::: Input material :::

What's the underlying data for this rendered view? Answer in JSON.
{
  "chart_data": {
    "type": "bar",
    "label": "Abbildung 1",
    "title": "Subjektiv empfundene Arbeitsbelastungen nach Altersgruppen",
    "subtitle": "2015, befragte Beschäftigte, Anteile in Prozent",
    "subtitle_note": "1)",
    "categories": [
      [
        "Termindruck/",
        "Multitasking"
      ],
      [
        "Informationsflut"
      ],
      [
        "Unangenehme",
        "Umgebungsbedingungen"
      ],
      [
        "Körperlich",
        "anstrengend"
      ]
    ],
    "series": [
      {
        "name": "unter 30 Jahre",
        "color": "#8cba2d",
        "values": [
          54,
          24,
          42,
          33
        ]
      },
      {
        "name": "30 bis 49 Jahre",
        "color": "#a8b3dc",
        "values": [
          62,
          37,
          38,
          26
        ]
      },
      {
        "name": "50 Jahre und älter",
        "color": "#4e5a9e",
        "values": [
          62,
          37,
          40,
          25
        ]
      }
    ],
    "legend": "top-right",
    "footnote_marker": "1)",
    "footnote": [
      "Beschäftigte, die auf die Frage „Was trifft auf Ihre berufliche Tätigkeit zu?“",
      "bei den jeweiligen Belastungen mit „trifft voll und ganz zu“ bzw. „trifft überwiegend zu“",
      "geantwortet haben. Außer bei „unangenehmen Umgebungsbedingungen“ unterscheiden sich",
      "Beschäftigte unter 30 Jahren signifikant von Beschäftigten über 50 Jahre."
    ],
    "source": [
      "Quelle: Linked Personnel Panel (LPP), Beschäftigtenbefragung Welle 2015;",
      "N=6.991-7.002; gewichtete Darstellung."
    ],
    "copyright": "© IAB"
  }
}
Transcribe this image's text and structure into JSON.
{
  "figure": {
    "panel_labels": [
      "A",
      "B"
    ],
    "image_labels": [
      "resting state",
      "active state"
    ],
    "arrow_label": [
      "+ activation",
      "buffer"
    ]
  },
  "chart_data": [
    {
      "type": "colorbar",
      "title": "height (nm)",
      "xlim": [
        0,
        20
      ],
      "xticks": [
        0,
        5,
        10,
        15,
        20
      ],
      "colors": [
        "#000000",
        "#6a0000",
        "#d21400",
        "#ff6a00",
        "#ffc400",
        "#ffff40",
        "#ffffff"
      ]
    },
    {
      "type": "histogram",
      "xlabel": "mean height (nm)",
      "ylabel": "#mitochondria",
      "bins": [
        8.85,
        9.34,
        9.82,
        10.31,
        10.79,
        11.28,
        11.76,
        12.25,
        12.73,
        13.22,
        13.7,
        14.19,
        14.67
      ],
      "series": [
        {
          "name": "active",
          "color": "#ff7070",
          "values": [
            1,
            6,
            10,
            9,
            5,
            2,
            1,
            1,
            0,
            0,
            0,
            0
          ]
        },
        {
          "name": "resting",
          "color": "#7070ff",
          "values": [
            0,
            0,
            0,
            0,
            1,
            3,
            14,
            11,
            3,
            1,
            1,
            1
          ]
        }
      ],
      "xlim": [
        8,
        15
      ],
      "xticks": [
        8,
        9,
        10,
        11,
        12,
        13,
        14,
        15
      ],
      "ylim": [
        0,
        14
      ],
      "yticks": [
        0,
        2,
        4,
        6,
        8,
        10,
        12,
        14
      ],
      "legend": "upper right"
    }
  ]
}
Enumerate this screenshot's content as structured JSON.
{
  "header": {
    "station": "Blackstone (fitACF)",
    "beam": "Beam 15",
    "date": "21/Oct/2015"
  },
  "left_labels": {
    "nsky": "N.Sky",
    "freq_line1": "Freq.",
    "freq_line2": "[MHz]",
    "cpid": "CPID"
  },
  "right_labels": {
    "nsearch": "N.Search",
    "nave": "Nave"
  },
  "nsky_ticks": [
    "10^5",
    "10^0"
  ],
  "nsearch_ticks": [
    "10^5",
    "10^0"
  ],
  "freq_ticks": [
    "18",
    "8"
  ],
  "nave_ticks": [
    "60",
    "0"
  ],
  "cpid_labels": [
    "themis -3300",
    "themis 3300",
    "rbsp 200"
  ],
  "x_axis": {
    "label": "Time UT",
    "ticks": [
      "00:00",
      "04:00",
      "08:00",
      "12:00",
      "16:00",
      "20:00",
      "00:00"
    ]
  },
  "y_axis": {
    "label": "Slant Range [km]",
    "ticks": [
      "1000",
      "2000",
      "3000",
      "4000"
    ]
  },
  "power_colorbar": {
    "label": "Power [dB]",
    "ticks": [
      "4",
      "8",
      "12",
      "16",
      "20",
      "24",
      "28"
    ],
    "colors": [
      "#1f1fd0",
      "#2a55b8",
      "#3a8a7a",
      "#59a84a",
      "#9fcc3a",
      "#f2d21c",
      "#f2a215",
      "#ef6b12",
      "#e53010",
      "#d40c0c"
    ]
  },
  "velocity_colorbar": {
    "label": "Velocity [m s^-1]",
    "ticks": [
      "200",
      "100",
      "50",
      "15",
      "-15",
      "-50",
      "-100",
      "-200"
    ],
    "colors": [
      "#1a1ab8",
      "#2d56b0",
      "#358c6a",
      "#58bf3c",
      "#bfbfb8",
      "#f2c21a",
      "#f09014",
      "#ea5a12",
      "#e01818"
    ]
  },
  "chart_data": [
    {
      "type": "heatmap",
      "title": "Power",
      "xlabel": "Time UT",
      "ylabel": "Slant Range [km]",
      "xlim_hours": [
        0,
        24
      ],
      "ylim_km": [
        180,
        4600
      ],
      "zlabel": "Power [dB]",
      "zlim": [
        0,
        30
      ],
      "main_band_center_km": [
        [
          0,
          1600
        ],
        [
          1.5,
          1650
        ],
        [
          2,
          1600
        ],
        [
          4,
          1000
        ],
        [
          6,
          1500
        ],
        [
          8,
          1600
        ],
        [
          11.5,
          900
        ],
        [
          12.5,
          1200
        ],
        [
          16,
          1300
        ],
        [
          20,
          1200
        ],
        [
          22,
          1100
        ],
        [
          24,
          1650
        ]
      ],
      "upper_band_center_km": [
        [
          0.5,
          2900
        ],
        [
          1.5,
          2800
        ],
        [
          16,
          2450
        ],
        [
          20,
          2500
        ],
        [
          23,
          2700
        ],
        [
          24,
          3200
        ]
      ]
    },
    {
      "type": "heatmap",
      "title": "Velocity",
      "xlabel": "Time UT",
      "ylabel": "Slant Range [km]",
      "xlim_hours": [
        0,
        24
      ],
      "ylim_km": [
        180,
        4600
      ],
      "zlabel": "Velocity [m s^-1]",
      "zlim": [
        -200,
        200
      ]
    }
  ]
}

:::

Written instruction: Whichever lines contain the string "name", select and copy them.

Final result:
        "name": "unter 30 Jahre",
        "name": "30 bis 49 Jahre",
        "name": "50 Jahre und älter",
          "name": "active",
          "name": "resting",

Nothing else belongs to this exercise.